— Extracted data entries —

┄┄┄┄┄┄

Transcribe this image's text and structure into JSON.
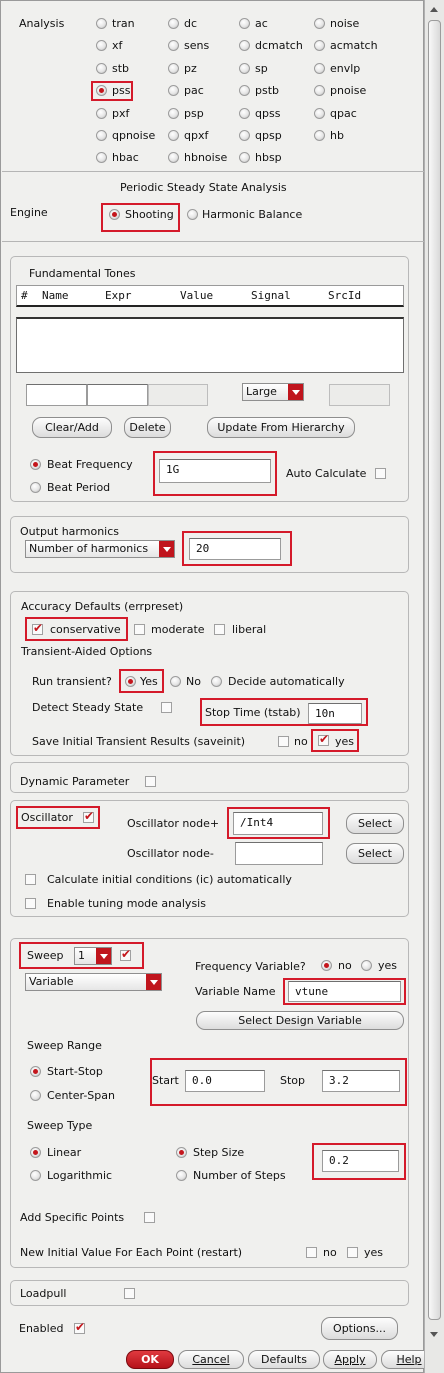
{
  "analysis": {
    "label": "Analysis",
    "options": [
      "tran",
      "dc",
      "ac",
      "noise",
      "xf",
      "sens",
      "dcmatch",
      "acmatch",
      "stb",
      "pz",
      "sp",
      "envlp",
      "pss",
      "pac",
      "pstb",
      "pnoise",
      "pxf",
      "psp",
      "qpss",
      "qpac",
      "qpnoise",
      "qpxf",
      "qpsp",
      "hb",
      "hbac",
      "hbnoise",
      "hbsp"
    ],
    "selected": "pss"
  },
  "pss": {
    "title": "Periodic Steady State Analysis",
    "engine_label": "Engine",
    "engine_shooting": "Shooting",
    "engine_hb": "Harmonic Balance"
  },
  "tones": {
    "title": "Fundamental Tones",
    "columns": [
      "#",
      "Name",
      "Expr",
      "Value",
      "Signal",
      "SrcId"
    ],
    "size_select": "Large",
    "btn_clear": "Clear/Add",
    "btn_delete": "Delete",
    "btn_update": "Update From Hierarchy",
    "beat_freq_label": "Beat Frequency",
    "beat_period_label": "Beat Period",
    "beat_value": "1G",
    "auto_calc_label": "Auto Calculate"
  },
  "harmonics": {
    "title": "Output harmonics",
    "select": "Number of harmonics",
    "value": "20"
  },
  "accuracy": {
    "title": "Accuracy Defaults (errpreset)",
    "conservative": "conservative",
    "moderate": "moderate",
    "liberal": "liberal",
    "transient_title": "Transient-Aided Options",
    "run_transient_label": "Run transient?",
    "yes": "Yes",
    "no": "No",
    "decide": "Decide automatically",
    "detect_label": "Detect Steady State",
    "stop_time_label": "Stop Time (tstab)",
    "stop_time_value": "10n",
    "save_label": "Save Initial Transient Results (saveinit)",
    "save_no": "no",
    "save_yes": "yes"
  },
  "dynamic": {
    "label": "Dynamic Parameter"
  },
  "oscillator": {
    "label": "Oscillator",
    "node_plus_label": "Oscillator node+",
    "node_plus_value": "/Int4",
    "node_minus_label": "Oscillator node-",
    "select_btn": "Select",
    "ic_label": "Calculate initial conditions (ic) automatically",
    "tuning_label": "Enable tuning mode analysis"
  },
  "sweep": {
    "label": "Sweep",
    "count": "1",
    "variable_select": "Variable",
    "freq_var_label": "Frequency Variable?",
    "freq_no": "no",
    "freq_yes": "yes",
    "var_name_label": "Variable Name",
    "var_name_value": "vtune",
    "select_design_var": "Select Design Variable",
    "range_title": "Sweep Range",
    "start_stop": "Start-Stop",
    "center_span": "Center-Span",
    "start_label": "Start",
    "start_value": "0.0",
    "stop_label": "Stop",
    "stop_value": "3.2",
    "type_title": "Sweep Type",
    "linear": "Linear",
    "logarithmic": "Logarithmic",
    "step_size": "Step Size",
    "num_steps": "Number of Steps",
    "step_value": "0.2",
    "add_points": "Add Specific Points",
    "restart_label": "New Initial Value For Each Point (restart)",
    "restart_no": "no",
    "restart_yes": "yes"
  },
  "loadpull": {
    "label": "Loadpull"
  },
  "footer": {
    "enabled": "Enabled",
    "options_btn": "Options...",
    "ok": "OK",
    "cancel": "Cancel",
    "defaults": "Defaults",
    "apply": "Apply",
    "help": "Help"
  },
  "colors": {
    "accent": "#c4161c",
    "highlight": "#d41a2a",
    "panel": "#f0f0ee"
  }
}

┄┄┄┄┄┄

— Problem to solve —
Find the number of lines in which the word "Steady" occurs, and write nothing but that number.

— Output below —
2